Find each line containing the string "PowerShell". Copy it.

========================================================================

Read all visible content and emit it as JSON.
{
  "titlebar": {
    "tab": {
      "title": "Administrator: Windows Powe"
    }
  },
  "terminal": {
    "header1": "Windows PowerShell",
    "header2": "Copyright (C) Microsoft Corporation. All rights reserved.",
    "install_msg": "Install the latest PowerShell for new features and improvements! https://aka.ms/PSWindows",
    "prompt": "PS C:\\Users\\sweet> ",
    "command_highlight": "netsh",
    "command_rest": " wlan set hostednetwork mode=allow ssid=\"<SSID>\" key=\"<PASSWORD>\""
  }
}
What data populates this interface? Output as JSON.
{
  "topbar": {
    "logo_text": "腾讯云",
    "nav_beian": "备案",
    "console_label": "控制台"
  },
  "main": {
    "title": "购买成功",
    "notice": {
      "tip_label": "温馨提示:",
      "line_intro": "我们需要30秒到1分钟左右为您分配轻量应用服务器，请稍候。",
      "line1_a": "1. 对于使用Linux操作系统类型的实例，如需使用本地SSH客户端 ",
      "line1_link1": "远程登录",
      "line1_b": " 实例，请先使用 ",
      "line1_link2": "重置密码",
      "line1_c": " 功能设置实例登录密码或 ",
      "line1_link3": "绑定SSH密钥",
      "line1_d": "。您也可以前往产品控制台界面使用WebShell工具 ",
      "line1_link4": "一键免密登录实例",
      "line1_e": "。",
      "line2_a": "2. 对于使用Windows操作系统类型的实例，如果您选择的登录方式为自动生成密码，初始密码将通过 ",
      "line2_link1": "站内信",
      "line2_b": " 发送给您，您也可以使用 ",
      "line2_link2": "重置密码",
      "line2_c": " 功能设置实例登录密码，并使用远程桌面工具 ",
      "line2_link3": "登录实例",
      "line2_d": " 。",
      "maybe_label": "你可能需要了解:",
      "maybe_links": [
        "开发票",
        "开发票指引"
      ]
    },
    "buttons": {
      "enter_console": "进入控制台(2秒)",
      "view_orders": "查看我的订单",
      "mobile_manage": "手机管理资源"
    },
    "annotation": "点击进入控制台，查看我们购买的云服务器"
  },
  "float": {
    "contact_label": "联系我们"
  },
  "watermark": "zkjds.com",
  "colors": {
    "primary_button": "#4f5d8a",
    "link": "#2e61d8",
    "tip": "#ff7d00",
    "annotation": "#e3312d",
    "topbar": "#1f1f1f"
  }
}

========================================================================

- [Exercise solution]
    "header1": "Windows PowerShell",
    "install_msg": "Install the latest PowerShell for new features and improvements! https://aka.ms/PSWindows",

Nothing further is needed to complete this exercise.